— START AVAILABLE RECORDS —

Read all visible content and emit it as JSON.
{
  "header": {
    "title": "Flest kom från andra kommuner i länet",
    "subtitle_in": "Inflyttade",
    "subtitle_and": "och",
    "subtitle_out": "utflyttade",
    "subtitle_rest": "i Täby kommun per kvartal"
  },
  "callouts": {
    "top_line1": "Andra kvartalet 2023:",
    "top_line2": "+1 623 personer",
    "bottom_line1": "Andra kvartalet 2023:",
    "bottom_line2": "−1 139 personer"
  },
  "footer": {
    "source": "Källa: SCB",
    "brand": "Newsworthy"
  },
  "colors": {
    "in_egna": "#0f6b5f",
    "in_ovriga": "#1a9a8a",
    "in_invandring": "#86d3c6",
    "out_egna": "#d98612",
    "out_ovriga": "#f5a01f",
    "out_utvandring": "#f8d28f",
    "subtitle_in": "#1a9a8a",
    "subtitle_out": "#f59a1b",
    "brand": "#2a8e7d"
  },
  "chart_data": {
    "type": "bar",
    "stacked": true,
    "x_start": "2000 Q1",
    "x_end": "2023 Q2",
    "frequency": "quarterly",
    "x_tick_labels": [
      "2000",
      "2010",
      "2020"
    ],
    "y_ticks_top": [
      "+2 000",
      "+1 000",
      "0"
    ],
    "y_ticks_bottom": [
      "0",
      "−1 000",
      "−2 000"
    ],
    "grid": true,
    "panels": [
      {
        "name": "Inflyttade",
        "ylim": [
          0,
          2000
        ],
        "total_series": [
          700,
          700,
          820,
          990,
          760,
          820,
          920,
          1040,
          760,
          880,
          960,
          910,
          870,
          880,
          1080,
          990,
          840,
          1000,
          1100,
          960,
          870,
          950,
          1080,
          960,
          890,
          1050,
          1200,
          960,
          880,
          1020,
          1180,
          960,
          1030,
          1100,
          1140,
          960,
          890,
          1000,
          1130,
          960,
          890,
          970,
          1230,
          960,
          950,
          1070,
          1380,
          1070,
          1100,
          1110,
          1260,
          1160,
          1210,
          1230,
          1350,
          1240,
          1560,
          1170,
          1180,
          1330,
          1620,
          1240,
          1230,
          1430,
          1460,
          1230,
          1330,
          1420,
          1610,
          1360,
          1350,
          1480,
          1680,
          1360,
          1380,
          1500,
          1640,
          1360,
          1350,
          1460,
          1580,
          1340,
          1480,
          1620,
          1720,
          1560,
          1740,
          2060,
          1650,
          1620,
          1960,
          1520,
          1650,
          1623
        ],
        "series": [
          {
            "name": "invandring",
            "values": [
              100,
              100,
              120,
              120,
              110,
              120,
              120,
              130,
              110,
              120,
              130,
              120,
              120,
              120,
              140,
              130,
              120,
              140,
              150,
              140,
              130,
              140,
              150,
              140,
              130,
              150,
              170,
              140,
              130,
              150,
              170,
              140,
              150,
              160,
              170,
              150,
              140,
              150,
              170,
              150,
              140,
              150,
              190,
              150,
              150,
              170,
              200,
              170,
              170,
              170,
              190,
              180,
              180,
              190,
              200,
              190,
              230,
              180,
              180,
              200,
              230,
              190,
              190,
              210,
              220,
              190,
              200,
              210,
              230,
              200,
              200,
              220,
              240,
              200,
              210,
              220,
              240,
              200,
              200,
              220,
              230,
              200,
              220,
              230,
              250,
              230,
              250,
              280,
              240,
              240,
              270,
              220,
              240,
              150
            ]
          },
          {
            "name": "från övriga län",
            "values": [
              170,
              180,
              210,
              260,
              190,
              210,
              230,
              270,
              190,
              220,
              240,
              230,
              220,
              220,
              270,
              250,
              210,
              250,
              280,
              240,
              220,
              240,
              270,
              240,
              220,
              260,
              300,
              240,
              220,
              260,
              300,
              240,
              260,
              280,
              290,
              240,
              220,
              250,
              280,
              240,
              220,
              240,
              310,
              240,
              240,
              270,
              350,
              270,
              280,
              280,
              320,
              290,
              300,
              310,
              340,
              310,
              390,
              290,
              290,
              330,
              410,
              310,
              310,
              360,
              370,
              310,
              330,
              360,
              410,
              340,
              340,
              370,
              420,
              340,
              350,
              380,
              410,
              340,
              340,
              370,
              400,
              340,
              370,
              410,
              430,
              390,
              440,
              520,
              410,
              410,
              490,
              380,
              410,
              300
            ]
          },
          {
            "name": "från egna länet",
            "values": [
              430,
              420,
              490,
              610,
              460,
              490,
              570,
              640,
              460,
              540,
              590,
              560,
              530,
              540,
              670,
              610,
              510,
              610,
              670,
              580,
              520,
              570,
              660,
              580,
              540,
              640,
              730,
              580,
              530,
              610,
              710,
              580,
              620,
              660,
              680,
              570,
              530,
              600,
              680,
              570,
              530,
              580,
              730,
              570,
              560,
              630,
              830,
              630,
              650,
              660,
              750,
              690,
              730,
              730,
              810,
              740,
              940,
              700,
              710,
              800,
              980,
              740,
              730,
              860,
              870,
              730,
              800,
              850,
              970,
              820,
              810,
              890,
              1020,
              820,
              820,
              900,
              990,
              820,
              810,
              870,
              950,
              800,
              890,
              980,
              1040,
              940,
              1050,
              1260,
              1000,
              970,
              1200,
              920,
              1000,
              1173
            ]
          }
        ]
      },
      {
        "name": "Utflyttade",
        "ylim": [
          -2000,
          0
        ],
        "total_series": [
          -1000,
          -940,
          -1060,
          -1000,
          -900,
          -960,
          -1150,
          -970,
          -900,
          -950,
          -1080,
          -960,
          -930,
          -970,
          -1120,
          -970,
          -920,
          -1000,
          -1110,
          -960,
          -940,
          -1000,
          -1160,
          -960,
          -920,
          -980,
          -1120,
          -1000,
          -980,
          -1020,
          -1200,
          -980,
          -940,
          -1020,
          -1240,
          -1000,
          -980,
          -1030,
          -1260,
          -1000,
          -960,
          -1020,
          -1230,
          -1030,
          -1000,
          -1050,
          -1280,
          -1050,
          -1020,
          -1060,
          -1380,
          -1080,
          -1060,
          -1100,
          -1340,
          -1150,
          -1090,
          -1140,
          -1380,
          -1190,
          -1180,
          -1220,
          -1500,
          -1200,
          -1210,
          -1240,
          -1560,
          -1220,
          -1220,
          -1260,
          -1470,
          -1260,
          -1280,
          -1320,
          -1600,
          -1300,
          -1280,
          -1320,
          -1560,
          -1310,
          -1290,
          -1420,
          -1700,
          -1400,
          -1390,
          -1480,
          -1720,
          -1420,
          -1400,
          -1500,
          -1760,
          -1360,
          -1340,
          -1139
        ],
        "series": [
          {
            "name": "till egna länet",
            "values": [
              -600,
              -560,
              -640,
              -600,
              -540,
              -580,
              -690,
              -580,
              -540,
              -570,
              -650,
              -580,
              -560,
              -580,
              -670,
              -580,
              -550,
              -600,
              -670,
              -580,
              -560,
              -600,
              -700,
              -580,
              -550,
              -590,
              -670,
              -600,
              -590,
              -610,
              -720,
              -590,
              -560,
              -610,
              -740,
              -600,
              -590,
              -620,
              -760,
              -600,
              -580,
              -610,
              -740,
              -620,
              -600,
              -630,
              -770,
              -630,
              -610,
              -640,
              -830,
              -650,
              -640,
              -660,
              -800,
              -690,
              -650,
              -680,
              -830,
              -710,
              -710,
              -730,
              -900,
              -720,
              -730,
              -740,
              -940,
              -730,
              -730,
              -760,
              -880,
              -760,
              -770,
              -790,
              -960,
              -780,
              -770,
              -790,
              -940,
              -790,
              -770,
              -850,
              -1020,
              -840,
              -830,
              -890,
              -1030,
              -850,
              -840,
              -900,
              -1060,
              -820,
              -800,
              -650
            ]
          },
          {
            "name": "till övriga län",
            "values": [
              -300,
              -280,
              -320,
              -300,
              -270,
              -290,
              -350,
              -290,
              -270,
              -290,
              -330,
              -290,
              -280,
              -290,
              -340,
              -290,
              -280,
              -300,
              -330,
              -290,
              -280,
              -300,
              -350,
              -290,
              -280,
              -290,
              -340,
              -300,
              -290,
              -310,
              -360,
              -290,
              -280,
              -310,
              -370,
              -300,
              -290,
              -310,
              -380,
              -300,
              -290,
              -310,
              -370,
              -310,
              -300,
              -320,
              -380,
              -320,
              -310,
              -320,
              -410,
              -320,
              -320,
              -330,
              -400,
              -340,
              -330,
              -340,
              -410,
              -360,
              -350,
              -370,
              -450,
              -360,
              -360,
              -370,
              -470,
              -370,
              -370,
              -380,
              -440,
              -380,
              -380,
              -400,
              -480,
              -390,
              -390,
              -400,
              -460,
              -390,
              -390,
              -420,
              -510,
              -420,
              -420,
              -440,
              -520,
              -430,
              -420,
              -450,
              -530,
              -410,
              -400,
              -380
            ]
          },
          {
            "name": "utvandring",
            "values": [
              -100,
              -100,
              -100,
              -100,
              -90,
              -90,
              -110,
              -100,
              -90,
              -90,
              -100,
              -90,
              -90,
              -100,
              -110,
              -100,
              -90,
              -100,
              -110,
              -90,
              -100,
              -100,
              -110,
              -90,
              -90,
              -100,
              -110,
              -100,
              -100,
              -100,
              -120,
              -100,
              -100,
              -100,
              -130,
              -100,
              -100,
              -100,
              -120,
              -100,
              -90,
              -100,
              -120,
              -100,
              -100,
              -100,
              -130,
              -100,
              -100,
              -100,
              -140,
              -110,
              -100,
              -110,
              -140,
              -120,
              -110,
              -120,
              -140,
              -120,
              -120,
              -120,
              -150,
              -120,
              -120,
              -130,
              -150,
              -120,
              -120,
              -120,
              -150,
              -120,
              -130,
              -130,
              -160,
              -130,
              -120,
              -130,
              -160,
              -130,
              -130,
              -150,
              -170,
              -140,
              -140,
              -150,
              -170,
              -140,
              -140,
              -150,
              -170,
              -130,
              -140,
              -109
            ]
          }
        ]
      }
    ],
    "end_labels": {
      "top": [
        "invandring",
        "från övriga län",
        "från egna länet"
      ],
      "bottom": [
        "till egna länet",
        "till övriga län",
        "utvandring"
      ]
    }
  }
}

— END AVAILABLE RECORDS —

## DIRECTION
Find every line in the records above that contains the word "länet", and copy each one.

## ANSWER TO THIS EXERCISE
    "title": "Flest kom från andra kommuner i länet",
            "name": "från egna länet",
            "name": "till egna länet",
        "från egna länet"
        "till egna länet",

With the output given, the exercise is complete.